**Written instruction**
Copy out each line in the material below that has the word "noyabr".

Extracted data entries:
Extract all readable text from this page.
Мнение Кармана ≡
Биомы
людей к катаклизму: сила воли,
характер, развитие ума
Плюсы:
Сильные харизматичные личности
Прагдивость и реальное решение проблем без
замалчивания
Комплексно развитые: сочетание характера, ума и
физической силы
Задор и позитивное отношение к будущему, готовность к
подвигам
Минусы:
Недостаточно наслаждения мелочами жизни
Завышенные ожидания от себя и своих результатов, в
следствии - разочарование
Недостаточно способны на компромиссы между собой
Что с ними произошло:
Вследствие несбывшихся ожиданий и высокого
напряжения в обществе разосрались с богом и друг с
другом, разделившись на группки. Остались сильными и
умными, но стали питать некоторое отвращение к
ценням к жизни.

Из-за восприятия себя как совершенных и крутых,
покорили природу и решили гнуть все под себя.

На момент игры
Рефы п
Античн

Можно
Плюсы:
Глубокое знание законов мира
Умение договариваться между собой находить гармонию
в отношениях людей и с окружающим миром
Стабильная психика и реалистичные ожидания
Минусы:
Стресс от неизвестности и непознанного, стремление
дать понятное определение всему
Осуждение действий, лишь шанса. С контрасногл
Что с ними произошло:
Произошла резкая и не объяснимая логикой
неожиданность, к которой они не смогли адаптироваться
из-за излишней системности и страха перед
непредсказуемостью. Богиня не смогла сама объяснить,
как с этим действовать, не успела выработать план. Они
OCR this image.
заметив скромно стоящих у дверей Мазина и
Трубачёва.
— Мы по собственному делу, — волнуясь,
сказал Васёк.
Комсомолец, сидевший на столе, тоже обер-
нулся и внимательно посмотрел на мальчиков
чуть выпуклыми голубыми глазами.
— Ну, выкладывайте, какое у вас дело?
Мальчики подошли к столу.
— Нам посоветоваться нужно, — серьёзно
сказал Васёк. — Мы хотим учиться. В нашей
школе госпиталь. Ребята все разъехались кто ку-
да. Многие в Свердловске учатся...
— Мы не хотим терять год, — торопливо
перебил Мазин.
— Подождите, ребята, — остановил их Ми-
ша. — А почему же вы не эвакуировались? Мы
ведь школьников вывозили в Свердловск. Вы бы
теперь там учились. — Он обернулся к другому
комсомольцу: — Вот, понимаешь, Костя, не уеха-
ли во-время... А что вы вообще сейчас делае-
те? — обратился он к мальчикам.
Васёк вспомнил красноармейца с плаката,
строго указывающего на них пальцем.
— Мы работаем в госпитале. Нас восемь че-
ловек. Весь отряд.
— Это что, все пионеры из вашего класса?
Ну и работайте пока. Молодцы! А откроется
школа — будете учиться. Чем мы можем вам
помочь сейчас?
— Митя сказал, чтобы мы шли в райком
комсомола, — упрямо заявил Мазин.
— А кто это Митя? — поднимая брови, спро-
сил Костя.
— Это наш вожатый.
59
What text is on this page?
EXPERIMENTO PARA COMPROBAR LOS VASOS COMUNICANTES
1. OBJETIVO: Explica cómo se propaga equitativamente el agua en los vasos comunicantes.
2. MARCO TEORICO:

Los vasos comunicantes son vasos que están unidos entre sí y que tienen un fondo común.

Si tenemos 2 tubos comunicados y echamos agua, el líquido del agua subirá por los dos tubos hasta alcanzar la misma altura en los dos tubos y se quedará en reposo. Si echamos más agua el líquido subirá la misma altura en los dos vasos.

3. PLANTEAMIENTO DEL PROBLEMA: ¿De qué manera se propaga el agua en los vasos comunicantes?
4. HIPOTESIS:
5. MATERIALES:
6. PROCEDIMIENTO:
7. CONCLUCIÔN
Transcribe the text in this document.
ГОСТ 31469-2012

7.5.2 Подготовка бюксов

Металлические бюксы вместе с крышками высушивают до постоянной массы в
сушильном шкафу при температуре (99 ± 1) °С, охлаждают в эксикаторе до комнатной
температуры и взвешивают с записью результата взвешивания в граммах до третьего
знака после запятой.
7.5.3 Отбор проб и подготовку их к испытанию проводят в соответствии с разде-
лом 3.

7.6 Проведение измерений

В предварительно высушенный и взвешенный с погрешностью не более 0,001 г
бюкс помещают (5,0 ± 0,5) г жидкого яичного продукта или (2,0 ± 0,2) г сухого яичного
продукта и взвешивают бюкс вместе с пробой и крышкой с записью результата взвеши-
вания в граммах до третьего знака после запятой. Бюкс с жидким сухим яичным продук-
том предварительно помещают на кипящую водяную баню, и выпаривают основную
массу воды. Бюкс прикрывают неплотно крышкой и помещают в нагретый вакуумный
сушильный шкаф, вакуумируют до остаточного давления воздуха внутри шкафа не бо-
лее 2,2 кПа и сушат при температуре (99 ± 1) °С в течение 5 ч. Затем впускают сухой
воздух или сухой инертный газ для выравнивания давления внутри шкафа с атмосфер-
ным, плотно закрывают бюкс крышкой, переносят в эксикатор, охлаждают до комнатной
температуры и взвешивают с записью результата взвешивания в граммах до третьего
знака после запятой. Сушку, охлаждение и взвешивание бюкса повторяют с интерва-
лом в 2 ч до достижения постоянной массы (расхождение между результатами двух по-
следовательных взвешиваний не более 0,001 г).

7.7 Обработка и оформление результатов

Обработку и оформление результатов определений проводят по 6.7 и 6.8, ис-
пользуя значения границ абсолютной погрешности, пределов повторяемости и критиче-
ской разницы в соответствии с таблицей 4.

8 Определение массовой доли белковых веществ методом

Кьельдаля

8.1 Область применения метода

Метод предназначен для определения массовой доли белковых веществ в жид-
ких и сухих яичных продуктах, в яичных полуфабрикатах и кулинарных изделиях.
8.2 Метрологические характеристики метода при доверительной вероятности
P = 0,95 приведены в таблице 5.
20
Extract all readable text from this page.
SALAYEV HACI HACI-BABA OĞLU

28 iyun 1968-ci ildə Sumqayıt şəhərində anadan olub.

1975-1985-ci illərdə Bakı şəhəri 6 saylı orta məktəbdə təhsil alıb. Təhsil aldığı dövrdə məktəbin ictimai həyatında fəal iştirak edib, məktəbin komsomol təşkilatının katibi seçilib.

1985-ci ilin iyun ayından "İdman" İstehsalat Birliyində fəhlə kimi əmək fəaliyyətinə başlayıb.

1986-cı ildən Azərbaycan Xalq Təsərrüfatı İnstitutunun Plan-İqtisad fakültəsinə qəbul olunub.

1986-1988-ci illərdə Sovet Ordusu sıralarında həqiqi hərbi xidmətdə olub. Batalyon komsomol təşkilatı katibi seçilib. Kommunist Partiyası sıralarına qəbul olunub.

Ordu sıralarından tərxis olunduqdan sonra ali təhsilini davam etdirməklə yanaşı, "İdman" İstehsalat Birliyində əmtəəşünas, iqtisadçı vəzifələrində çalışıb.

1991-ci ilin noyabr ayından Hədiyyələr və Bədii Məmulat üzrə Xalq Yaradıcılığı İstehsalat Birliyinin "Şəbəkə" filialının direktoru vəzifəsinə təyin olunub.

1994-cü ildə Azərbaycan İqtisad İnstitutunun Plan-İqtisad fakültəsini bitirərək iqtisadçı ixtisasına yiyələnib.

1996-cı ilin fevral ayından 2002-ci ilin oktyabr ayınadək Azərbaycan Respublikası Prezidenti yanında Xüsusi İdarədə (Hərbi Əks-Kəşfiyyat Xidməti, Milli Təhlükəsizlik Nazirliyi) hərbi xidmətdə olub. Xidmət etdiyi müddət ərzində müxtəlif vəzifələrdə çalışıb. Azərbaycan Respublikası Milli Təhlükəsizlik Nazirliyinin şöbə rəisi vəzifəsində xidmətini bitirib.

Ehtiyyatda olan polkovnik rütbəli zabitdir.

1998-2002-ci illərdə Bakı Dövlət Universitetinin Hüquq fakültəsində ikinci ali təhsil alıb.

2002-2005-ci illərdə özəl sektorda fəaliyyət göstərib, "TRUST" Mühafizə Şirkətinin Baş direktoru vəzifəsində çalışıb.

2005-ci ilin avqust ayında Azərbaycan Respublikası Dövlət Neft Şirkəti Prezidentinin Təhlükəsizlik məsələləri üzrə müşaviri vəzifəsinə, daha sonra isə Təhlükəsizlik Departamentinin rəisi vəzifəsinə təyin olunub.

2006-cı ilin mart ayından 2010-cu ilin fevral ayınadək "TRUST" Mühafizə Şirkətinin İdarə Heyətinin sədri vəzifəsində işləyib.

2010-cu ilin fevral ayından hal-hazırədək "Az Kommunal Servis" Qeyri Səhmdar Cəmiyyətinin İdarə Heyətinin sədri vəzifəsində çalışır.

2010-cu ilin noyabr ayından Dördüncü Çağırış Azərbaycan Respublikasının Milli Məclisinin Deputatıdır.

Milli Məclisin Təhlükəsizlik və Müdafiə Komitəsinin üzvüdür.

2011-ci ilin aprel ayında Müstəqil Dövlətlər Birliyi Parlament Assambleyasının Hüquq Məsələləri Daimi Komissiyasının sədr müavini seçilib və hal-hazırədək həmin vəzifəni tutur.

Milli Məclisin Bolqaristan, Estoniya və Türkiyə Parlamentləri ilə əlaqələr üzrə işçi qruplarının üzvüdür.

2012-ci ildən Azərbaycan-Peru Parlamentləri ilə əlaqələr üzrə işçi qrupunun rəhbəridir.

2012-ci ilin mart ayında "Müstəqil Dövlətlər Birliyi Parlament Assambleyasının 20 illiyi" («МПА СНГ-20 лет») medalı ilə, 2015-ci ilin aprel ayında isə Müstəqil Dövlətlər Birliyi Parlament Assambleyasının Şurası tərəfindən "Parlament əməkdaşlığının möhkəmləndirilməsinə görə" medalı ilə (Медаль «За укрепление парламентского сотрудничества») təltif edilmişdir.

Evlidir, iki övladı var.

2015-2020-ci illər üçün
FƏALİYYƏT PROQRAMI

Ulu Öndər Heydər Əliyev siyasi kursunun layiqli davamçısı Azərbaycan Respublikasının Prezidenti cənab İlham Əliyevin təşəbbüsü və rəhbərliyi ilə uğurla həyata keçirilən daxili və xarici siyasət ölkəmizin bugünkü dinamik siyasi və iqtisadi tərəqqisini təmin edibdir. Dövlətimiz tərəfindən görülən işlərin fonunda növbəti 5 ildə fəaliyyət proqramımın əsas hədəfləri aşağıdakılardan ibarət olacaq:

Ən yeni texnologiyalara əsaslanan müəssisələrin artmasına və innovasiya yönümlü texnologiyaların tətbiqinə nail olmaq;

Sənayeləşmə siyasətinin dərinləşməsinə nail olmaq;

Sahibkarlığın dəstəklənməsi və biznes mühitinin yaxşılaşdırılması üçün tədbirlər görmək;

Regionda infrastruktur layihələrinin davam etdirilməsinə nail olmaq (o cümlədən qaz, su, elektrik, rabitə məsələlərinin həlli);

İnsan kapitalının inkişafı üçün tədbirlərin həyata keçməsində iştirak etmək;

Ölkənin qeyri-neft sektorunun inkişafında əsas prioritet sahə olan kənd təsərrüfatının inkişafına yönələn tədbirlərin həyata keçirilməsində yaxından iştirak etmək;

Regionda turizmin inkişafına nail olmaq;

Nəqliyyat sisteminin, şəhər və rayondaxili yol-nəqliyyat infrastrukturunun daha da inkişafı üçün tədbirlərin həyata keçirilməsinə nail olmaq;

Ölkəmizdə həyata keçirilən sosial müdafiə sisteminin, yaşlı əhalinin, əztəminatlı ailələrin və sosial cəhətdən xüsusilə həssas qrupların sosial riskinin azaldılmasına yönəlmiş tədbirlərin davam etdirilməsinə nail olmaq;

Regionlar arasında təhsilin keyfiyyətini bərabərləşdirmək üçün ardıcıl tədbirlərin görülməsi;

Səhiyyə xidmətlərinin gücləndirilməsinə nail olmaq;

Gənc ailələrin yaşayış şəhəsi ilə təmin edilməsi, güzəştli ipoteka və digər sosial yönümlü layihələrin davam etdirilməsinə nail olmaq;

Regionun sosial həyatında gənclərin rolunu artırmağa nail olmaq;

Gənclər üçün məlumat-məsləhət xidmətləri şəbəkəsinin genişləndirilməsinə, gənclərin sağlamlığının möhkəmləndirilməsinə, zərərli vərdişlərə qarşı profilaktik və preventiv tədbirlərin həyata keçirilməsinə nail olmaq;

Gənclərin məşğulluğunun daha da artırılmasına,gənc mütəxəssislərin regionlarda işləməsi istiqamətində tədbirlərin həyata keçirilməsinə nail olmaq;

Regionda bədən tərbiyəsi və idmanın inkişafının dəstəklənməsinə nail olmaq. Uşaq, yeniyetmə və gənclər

**Task output**
1991-ci ilin noyabr ayından Hədiyyələr və Bədii Məmulat üzrə Xalq Yaradıcılığı İstehsalat Birliyinin "Şəbəkə" filialının direktoru vəzifəsinə təyin olunub.
2010-cu ilin noyabr ayından Dördüncü Çağırış Azərbaycan Respublikasının Milli Məclisinin Deputatıdır.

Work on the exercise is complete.